Task to complete: The records should be written out in full, with nothing altered.

Data extract:
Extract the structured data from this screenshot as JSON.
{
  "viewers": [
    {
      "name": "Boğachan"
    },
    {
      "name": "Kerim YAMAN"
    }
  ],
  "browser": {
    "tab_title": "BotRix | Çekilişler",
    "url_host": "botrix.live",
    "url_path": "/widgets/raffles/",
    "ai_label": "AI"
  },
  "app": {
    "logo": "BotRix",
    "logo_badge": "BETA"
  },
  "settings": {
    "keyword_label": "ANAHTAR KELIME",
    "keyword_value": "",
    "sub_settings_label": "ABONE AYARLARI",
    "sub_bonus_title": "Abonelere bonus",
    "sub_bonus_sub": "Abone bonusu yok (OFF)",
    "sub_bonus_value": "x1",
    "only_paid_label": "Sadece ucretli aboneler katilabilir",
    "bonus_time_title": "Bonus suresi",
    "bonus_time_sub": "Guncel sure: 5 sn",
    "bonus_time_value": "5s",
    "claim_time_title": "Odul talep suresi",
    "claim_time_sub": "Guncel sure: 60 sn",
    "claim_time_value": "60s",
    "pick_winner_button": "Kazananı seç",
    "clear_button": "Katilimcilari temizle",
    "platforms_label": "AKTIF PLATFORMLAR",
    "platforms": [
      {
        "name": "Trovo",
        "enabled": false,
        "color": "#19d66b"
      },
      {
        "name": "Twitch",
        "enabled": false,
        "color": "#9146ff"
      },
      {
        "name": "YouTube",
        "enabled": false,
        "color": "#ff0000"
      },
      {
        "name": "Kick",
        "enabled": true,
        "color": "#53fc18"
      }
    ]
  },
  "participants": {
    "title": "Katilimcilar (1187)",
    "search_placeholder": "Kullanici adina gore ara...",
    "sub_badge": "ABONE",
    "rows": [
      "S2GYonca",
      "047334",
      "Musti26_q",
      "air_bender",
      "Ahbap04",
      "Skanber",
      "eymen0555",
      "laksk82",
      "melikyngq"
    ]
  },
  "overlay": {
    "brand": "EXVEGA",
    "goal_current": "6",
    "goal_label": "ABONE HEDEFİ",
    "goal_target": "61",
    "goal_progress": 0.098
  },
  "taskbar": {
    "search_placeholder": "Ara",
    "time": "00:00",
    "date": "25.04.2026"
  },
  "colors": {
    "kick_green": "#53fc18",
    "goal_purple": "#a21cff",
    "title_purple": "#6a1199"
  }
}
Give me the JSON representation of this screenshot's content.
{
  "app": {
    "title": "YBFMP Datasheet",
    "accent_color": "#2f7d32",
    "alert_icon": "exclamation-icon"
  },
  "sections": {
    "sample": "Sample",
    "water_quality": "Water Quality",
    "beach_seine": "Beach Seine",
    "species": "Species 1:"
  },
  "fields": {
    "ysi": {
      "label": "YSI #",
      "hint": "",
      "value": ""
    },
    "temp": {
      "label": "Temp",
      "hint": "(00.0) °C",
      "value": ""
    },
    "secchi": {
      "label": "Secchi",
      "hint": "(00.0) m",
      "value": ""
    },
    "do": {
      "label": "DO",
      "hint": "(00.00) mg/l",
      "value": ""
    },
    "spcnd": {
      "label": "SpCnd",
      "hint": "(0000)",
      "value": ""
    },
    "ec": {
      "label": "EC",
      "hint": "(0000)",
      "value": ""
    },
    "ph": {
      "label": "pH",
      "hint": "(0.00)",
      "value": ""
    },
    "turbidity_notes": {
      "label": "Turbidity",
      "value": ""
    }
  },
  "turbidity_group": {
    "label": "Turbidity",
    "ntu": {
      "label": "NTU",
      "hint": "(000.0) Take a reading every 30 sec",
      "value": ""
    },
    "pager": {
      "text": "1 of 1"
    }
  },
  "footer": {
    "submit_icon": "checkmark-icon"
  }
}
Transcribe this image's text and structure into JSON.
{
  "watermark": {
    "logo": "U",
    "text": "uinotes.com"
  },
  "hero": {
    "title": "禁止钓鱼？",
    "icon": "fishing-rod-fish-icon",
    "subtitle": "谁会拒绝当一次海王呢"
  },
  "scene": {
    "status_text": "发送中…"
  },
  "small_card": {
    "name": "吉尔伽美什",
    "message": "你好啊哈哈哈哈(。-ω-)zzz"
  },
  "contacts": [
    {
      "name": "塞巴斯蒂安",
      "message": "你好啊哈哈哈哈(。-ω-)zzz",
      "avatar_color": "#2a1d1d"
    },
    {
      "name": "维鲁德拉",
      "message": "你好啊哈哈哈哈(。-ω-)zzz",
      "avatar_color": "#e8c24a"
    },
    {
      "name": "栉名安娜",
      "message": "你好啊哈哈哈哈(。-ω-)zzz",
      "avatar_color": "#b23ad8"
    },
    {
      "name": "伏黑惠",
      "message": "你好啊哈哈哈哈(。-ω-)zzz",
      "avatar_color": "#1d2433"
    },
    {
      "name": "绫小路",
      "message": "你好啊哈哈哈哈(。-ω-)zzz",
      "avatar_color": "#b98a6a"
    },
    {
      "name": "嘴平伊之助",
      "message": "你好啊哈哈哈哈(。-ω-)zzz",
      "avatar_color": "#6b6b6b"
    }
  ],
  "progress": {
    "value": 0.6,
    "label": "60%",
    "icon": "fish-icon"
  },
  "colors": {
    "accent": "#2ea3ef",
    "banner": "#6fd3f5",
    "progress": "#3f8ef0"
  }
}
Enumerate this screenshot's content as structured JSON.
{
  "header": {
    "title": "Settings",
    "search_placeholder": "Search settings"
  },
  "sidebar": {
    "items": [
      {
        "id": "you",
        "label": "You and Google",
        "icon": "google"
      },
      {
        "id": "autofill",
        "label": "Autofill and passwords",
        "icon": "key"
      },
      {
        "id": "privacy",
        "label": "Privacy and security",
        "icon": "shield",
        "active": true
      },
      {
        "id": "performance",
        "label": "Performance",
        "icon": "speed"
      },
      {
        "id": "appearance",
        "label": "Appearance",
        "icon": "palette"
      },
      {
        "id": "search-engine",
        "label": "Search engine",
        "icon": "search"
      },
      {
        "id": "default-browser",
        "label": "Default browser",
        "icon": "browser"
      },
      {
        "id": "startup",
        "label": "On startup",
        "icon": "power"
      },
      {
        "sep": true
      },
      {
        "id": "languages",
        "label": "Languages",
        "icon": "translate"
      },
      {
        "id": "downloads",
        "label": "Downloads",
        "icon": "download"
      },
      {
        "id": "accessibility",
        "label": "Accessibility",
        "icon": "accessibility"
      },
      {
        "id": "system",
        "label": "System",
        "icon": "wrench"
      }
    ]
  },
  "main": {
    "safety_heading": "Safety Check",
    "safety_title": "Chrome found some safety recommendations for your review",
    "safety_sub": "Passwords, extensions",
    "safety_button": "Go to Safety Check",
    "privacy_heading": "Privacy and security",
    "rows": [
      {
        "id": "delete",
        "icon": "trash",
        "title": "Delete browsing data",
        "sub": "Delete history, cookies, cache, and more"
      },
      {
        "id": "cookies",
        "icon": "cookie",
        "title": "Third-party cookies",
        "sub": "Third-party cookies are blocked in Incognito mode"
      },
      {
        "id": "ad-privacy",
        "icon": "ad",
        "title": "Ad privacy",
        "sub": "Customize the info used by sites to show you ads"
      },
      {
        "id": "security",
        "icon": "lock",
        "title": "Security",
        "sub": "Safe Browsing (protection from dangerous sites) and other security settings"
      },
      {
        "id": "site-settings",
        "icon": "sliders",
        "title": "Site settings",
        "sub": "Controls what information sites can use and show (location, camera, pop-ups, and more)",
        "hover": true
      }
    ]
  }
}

Response below:
Extract the structured data from this screenshot as JSON.
{
  "viewers": [
    {
      "name": "Boğachan"
    },
    {
      "name": "Kerim YAMAN"
    }
  ],
  "browser": {
    "tab_title": "BotRix | Çekilişler",
    "url_host": "botrix.live",
    "url_path": "/widgets/raffles/",
    "ai_label": "AI"
  },
  "app": {
    "logo": "BotRix",
    "logo_badge": "BETA"
  },
  "settings": {
    "keyword_label": "ANAHTAR KELIME",
    "keyword_value": "",
    "sub_settings_label": "ABONE AYARLARI",
    "sub_bonus_title": "Abonelere bonus",
    "sub_bonus_sub": "Abone bonusu yok (OFF)",
    "sub_bonus_value": "x1",
    "only_paid_label": "Sadece ucretli aboneler katilabilir",
    "bonus_time_title": "Bonus suresi",
    "bonus_time_sub": "Guncel sure: 5 sn",
    "bonus_time_value": "5s",
    "claim_time_title": "Odul talep suresi",
    "claim_time_sub": "Guncel sure: 60 sn",
    "claim_time_value": "60s",
    "pick_winner_button": "Kazananı seç",
    "clear_button": "Katilimcilari temizle",
    "platforms_label": "AKTIF PLATFORMLAR",
    "platforms": [
      {
        "name": "Trovo",
        "enabled": false,
        "color": "#19d66b"
      },
      {
        "name": "Twitch",
        "enabled": false,
        "color": "#9146ff"
      },
      {
        "name": "YouTube",
        "enabled": false,
        "color": "#ff0000"
      },
      {
        "name": "Kick",
        "enabled": true,
        "color": "#53fc18"
      }
    ]
  },
  "participants": {
    "title": "Katilimcilar (1187)",
    "search_placeholder": "Kullanici adina gore ara...",
    "sub_badge": "ABONE",
    "rows": [
      "S2GYonca",
      "047334",
      "Musti26_q",
      "air_bender",
      "Ahbap04",
      "Skanber",
      "eymen0555",
      "laksk82",
      "melikyngq"
    ]
  },
  "overlay": {
    "brand": "EXVEGA",
    "goal_current": "6",
    "goal_label": "ABONE HEDEFİ",
    "goal_target": "61",
    "goal_progress": 0.098
  },
  "taskbar": {
    "search_placeholder": "Ara",
    "time": "00:00",
    "date": "25.04.2026"
  },
  "colors": {
    "kick_green": "#53fc18",
    "goal_purple": "#a21cff",
    "title_purple": "#6a1199"
  }
}
Give me the JSON representation of this screenshot's content.
{
  "app": {
    "title": "YBFMP Datasheet",
    "accent_color": "#2f7d32",
    "alert_icon": "exclamation-icon"
  },
  "sections": {
    "sample": "Sample",
    "water_quality": "Water Quality",
    "beach_seine": "Beach Seine",
    "species": "Species 1:"
  },
  "fields": {
    "ysi": {
      "label": "YSI #",
      "hint": "",
      "value": ""
    },
    "temp": {
      "label": "Temp",
      "hint": "(00.0) °C",
      "value": ""
    },
    "secchi": {
      "label": "Secchi",
      "hint": "(00.0) m",
      "value": ""
    },
    "do": {
      "label": "DO",
      "hint": "(00.00) mg/l",
      "value": ""
    },
    "spcnd": {
      "label": "SpCnd",
      "hint": "(0000)",
      "value": ""
    },
    "ec": {
      "label": "EC",
      "hint": "(0000)",
      "value": ""
    },
    "ph": {
      "label": "pH",
      "hint": "(0.00)",
      "value": ""
    },
    "turbidity_notes": {
      "label": "Turbidity",
      "value": ""
    }
  },
  "turbidity_group": {
    "label": "Turbidity",
    "ntu": {
      "label": "NTU",
      "hint": "(000.0) Take a reading every 30 sec",
      "value": ""
    },
    "pager": {
      "text": "1 of 1"
    }
  },
  "footer": {
    "submit_icon": "checkmark-icon"
  }
}
Transcribe this image's text and structure into JSON.
{
  "watermark": {
    "logo": "U",
    "text": "uinotes.com"
  },
  "hero": {
    "title": "禁止钓鱼？",
    "icon": "fishing-rod-fish-icon",
    "subtitle": "谁会拒绝当一次海王呢"
  },
  "scene": {
    "status_text": "发送中…"
  },
  "small_card": {
    "name": "吉尔伽美什",
    "message": "你好啊哈哈哈哈(。-ω-)zzz"
  },
  "contacts": [
    {
      "name": "塞巴斯蒂安",
      "message": "你好啊哈哈哈哈(。-ω-)zzz",
      "avatar_color": "#2a1d1d"
    },
    {
      "name": "维鲁德拉",
      "message": "你好啊哈哈哈哈(。-ω-)zzz",
      "avatar_color": "#e8c24a"
    },
    {
      "name": "栉名安娜",
      "message": "你好啊哈哈哈哈(。-ω-)zzz",
      "avatar_color": "#b23ad8"
    },
    {
      "name": "伏黑惠",
      "message": "你好啊哈哈哈哈(。-ω-)zzz",
      "avatar_color": "#1d2433"
    },
    {
      "name": "绫小路",
      "message": "你好啊哈哈哈哈(。-ω-)zzz",
      "avatar_color": "#b98a6a"
    },
    {
      "name": "嘴平伊之助",
      "message": "你好啊哈哈哈哈(。-ω-)zzz",
      "avatar_color": "#6b6b6b"
    }
  ],
  "progress": {
    "value": 0.6,
    "label": "60%",
    "icon": "fish-icon"
  },
  "colors": {
    "accent": "#2ea3ef",
    "banner": "#6fd3f5",
    "progress": "#3f8ef0"
  }
}
Enumerate this screenshot's content as structured JSON.
{
  "header": {
    "title": "Settings",
    "search_placeholder": "Search settings"
  },
  "sidebar": {
    "items": [
      {
        "id": "you",
        "label": "You and Google",
        "icon": "google"
      },
      {
        "id": "autofill",
        "label": "Autofill and passwords",
        "icon": "key"
      },
      {
        "id": "privacy",
        "label": "Privacy and security",
        "icon": "shield",
        "active": true
      },
      {
        "id": "performance",
        "label": "Performance",
        "icon": "speed"
      },
      {
        "id": "appearance",
        "label": "Appearance",
        "icon": "palette"
      },
      {
        "id": "search-engine",
        "label": "Search engine",
        "icon": "search"
      },
      {
        "id": "default-browser",
        "label": "Default browser",
        "icon": "browser"
      },
      {
        "id": "startup",
        "label": "On startup",
        "icon": "power"
      },
      {
        "sep": true
      },
      {
        "id": "languages",
        "label": "Languages",
        "icon": "translate"
      },
      {
        "id": "downloads",
        "label": "Downloads",
        "icon": "download"
      },
      {
        "id": "accessibility",
        "label": "Accessibility",
        "icon": "accessibility"
      },
      {
        "id": "system",
        "label": "System",
        "icon": "wrench"
      }
    ]
  },
  "main": {
    "safety_heading": "Safety Check",
    "safety_title": "Chrome found some safety recommendations for your review",
    "safety_sub": "Passwords, extensions",
    "safety_button": "Go to Safety Check",
    "privacy_heading": "Privacy and security",
    "rows": [
      {
        "id": "delete",
        "icon": "trash",
        "title": "Delete browsing data",
        "sub": "Delete history, cookies, cache, and more"
      },
      {
        "id": "cookies",
        "icon": "cookie",
        "title": "Third-party cookies",
        "sub": "Third-party cookies are blocked in Incognito mode"
      },
      {
        "id": "ad-privacy",
        "icon": "ad",
        "title": "Ad privacy",
        "sub": "Customize the info used by sites to show you ads"
      },
      {
        "id": "security",
        "icon": "lock",
        "title": "Security",
        "sub": "Safe Browsing (protection from dangerous sites) and other security settings"
      },
      {
        "id": "site-settings",
        "icon": "sliders",
        "title": "Site settings",
        "sub": "Controls what information sites can use and show (location, camera, pop-ups, and more)",
        "hover": true
      }
    ]
  }
}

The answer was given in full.